### Exercise description
Which lines in the material below contain the word "这是实现四个现代化的根本前提"? Copy each of them.

### Dataset rows
★ ★ ★
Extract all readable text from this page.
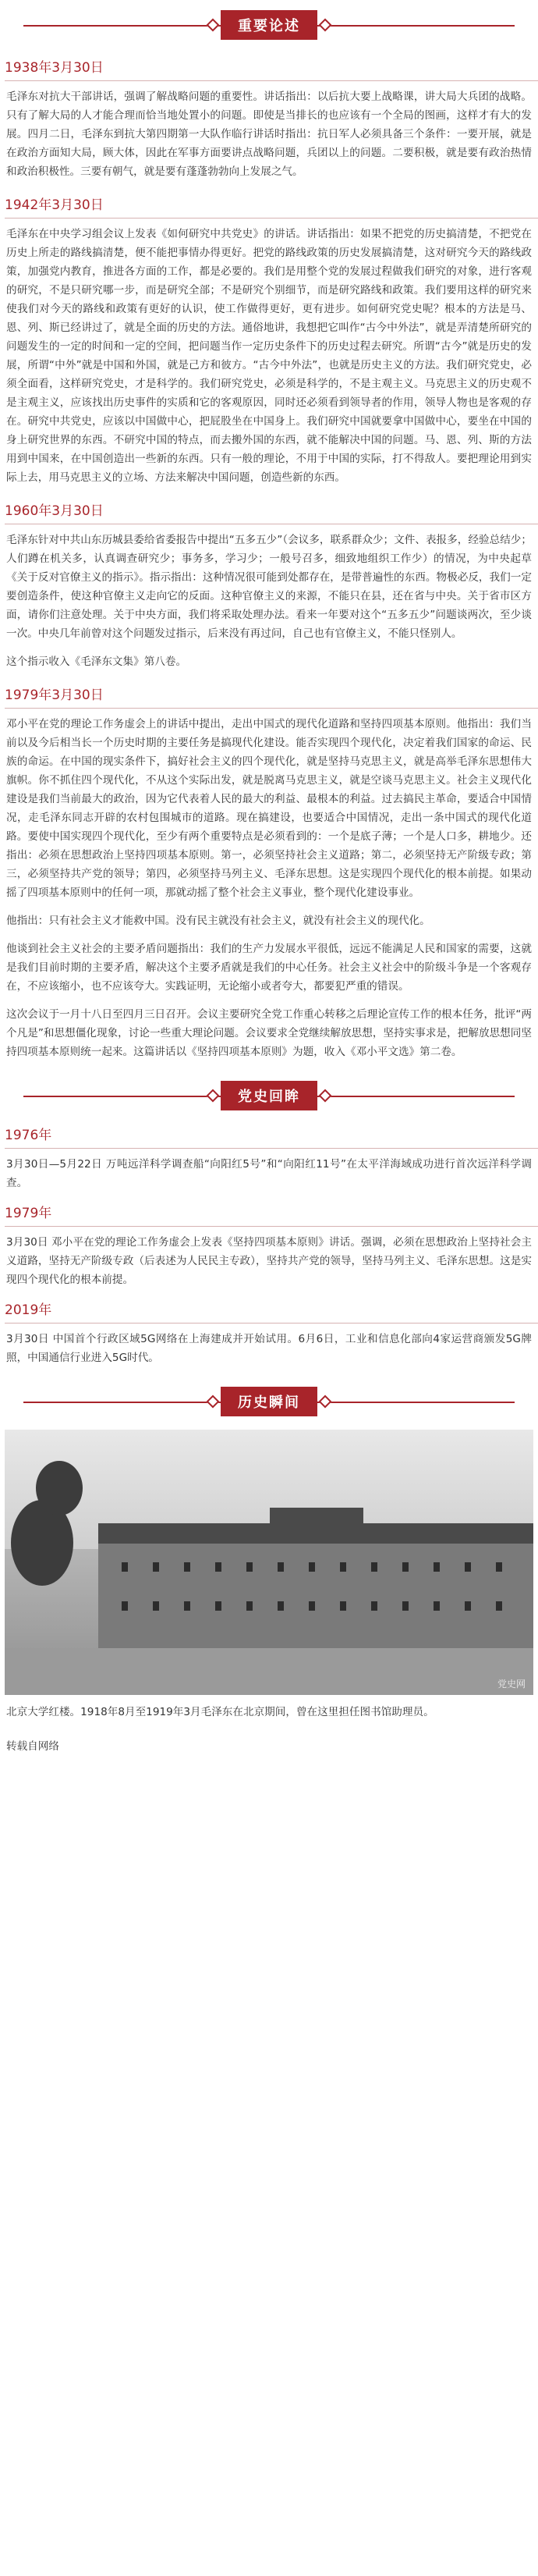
重要论述
1938年3月30日

毛泽东对抗大干部讲话，强调了解战略问题的重要性。讲话指出：以后抗大要上战略课，讲大局大兵团的战略。只有了解大局的人才能合理而恰当地处置小的问题。即使是当排长的也应该有一个全局的图画，这样才有大的发展。四月二日，毛泽东到抗大第四期第一大队作临行讲话时指出：抗日军人必须具备三个条件：一要开展，就是在政治方面知大局，顾大体，因此在军事方面要讲点战略问题，兵团以上的问题。二要积极，就是要有政治热情和政治积极性。三要有朝气，就是要有蓬蓬勃勃向上发展之气。

1942年3月30日

毛泽东在中央学习组会议上发表《如何研究中共党史》的讲话。讲话指出：如果不把党的历史搞清楚，不把党在历史上所走的路线搞清楚，便不能把事情办得更好。把党的路线政策的历史发展搞清楚，这对研究今天的路线政策，加强党内教育，推进各方面的工作，都是必要的。我们是用整个党的发展过程做我们研究的对象，进行客观的研究，不是只研究哪一步，而是研究全部；不是研究个别细节，而是研究路线和政策。我们要用这样的研究来使我们对今天的路线和政策有更好的认识，使工作做得更好，更有进步。如何研究党史呢？根本的方法是马、恩、列、斯已经讲过了，就是全面的历史的方法。通俗地讲，我想把它叫作“古今中外法”，就是弄清楚所研究的问题发生的一定的时间和一定的空间，把问题当作一定历史条件下的历史过程去研究。所谓“古今”就是历史的发展，所谓“中外”就是中国和外国，就是己方和彼方。“古今中外法”，也就是历史主义的方法。我们研究党史，必须全面看，这样研究党史，才是科学的。我们研究党史，必须是科学的，不是主观主义。马克思主义的历史观不是主观主义，应该找出历史事件的实质和它的客观原因，同时还必须看到领导者的作用，领导人物也是客观的存在。研究中共党史，应该以中国做中心，把屁股坐在中国身上。我们研究中国就要拿中国做中心，要坐在中国的身上研究世界的东西。不研究中国的特点，而去搬外国的东西，就不能解决中国的问题。马、恩、列、斯的方法用到中国来，在中国创造出一些新的东西。只有一般的理论，不用于中国的实际，打不得敌人。要把理论用到实际上去，用马克思主义的立场、方法来解决中国问题，创造些新的东西。

1960年3月30日

毛泽东针对中共山东历城县委给省委报告中提出“五多五少”（会议多，联系群众少；文件、表报多，经验总结少；人们蹲在机关多，认真调查研究少；事务多，学习少；一般号召多，细致地组织工作少）的情况，为中央起草《关于反对官僚主义的指示》。指示指出：这种情况很可能到处都存在，是带普遍性的东西。物极必反，我们一定要创造条件，使这种官僚主义走向它的反面。这种官僚主义的来源，不能只在县，还在省与中央。关于省市区方面，请你们注意处理。关于中央方面，我们将采取处理办法。看来一年要对这个“五多五少”问题谈两次，至少谈一次。中央几年前曾对这个问题发过指示，后来没有再过问，自己也有官僚主义，不能只怪别人。

这个指示收入《毛泽东文集》第八卷。

1979年3月30日

邓小平在党的理论工作务虚会上的讲话中提出，走出中国式的现代化道路和坚持四项基本原则。他指出：我们当前以及今后相当长一个历史时期的主要任务是搞现代化建设。能否实现四个现代化，决定着我们国家的命运、民族的命运。在中国的现实条件下，搞好社会主义的四个现代化，就是坚持马克思主义，就是高举毛泽东思想伟大旗帜。你不抓住四个现代化，不从这个实际出发，就是脱离马克思主义，就是空谈马克思主义。社会主义现代化建设是我们当前最大的政治，因为它代表着人民的最大的利益、最根本的利益。过去搞民主革命，要适合中国情况，走毛泽东同志开辟的农村包围城市的道路。现在搞建设，也要适合中国情况，走出一条中国式的现代化道路。要使中国实现四个现代化，至少有两个重要特点是必须看到的：一个是底子薄；一个是人口多，耕地少。还指出：必须在思想政治上坚持四项基本原则。第一，必须坚持社会主义道路；第二，必须坚持无产阶级专政；第三，必须坚持共产党的领导；第四，必须坚持马列主义、毛泽东思想。这是实现四个现代化的根本前提。如果动摇了四项基本原则中的任何一项，那就动摇了整个社会主义事业，整个现代化建设事业。

他指出：只有社会主义才能救中国。没有民主就没有社会主义，就没有社会主义的现代化。

他谈到社会主义社会的主要矛盾问题指出：我们的生产力发展水平很低，远远不能满足人民和国家的需要，这就是我们目前时期的主要矛盾，解决这个主要矛盾就是我们的中心任务。社会主义社会中的阶级斗争是一个客观存在，不应该缩小，也不应该夸大。实践证明，无论缩小或者夸大，都要犯严重的错误。

这次会议于一月十八日至四月三日召开。会议主要研究全党工作重心转移之后理论宣传工作的根本任务，批评“两个凡是”和思想僵化现象，讨论一些重大理论问题。会议要求全党继续解放思想，坚持实事求是，把解放思想同坚持四项基本原则统一起来。这篇讲话以《坚持四项基本原则》为题，收入《邓小平文选》第二卷。

党史回眸
1976年

3月30日—5月22日 万吨远洋科学调查船“向阳红5号”和“向阳红11号”在太平洋海域成功进行首次远洋科学调查。

1979年

3月30日 邓小平在党的理论工作务虚会上发表《坚持四项基本原则》讲话。强调，必须在思想政治上坚持社会主义道路，坚持无产阶级专政（后表述为人民民主专政），坚持共产党的领导，坚持马列主义、毛泽东思想。这是实现四个现代化的根本前提。

2019年

3月30日 中国首个行政区域5G网络在上海建成并开始试用。6月6日，工业和信息化部向4家运营商颁发5G牌照，中国通信行业进入5G时代。

历史瞬间
党史网

北京大学红楼。1918年8月至1919年3月毛泽东在北京期间，曾在这里担任图书馆助理员。

转载自网络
★ ★ ★
### Output of the task
邓小平在党的理论工作务虚会上的讲话中提出，走出中国式的现代化道路和坚持四项基本原则。他指出：我们当前以及今后相当长一个历史时期的主要任务是搞现代化建设。能否实现四个现代化，决定着我们国家的命运、民族的命运。在中国的现实条件下，搞好社会主义的四个现代化，就是坚持马克思主义，就是高举毛泽东思想伟大旗帜。你不抓住四个现代化，不从这个实际出发，就是脱离马克思主义，就是空谈马克思主义。社会主义现代化建设是我们当前最大的政治，因为它代表着人民的最大的利益、最根本的利益。过去搞民主革命，要适合中国情况，走毛泽东同志开辟的农村包围城市的道路。现在搞建设，也要适合中国情况，走出一条中国式的现代化道路。要使中国实现四个现代化，至少有两个重要特点是必须看到的：一个是底子薄；一个是人口多，耕地少。还指出：必须在思想政治上坚持四项基本原则。第一，必须坚持社会主义道路；第二，必须坚持无产阶级专政；第三，必须坚持共产党的领导；第四，必须坚持马列主义、毛泽东思想。这是实现四个现代化的根本前提。如果动摇了四项基本原则中的任何一项，那就动摇了整个社会主义事业，整个现代化建设事业。
3月30日 邓小平在党的理论工作务虚会上发表《坚持四项基本原则》讲话。强调，必须在思想政治上坚持社会主义道路，坚持无产阶级专政（后表述为人民民主专政），坚持共产党的领导，坚持马列主义、毛泽东思想。这是实现四个现代化的根本前提。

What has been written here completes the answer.